== Task description ==
Find the word "обязательство" in the listing; pull out each line holding it.
++++ Records for the exercise
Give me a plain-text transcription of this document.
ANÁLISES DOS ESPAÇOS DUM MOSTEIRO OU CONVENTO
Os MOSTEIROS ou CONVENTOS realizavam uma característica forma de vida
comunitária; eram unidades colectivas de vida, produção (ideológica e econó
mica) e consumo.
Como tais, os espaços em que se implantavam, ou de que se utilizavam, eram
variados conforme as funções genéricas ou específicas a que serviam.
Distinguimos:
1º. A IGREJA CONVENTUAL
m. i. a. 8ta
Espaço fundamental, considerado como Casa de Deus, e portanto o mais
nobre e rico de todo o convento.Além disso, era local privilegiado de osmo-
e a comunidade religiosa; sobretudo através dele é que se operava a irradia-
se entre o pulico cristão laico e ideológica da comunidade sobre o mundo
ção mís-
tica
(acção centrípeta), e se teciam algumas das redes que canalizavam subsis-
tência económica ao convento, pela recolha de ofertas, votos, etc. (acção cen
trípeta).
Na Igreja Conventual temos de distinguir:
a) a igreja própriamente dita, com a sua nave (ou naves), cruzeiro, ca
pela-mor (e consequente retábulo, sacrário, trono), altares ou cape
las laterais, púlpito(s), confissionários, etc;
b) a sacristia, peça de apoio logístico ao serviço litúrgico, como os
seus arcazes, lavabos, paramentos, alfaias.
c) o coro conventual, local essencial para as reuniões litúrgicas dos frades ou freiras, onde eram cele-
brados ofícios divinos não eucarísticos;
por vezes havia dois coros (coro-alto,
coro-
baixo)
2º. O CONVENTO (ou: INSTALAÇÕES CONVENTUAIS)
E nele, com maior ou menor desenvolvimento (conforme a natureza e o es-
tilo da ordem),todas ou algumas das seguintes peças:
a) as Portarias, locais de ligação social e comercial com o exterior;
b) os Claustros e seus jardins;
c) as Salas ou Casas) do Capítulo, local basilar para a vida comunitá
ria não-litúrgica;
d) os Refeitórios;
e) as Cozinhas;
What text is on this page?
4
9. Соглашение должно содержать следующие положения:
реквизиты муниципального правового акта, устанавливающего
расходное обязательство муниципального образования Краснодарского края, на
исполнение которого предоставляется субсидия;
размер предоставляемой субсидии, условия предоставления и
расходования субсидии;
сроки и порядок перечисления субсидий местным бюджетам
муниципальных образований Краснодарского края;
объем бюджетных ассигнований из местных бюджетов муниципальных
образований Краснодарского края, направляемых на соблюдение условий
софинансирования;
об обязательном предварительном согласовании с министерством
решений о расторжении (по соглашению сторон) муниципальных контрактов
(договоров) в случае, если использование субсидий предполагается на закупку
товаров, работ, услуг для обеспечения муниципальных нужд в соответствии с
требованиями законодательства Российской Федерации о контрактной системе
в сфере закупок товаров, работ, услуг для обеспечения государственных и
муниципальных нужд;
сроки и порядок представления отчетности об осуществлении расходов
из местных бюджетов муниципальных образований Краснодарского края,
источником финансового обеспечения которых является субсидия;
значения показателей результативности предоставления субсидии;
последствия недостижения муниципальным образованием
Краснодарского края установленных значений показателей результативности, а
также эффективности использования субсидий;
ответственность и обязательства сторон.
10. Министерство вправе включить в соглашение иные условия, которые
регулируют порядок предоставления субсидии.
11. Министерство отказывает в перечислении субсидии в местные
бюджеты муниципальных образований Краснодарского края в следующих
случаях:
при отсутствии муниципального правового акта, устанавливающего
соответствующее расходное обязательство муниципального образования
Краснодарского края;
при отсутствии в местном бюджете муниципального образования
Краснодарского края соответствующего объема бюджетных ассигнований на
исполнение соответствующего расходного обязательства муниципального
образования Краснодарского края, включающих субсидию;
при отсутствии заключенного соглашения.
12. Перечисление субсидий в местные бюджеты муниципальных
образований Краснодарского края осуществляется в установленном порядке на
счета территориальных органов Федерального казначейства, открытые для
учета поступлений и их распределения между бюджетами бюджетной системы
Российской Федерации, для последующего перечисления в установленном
++++++++
== Task result ==
расходное обязательство муниципального образования Краснодарского края, на
соответствующее расходное обязательство муниципального образования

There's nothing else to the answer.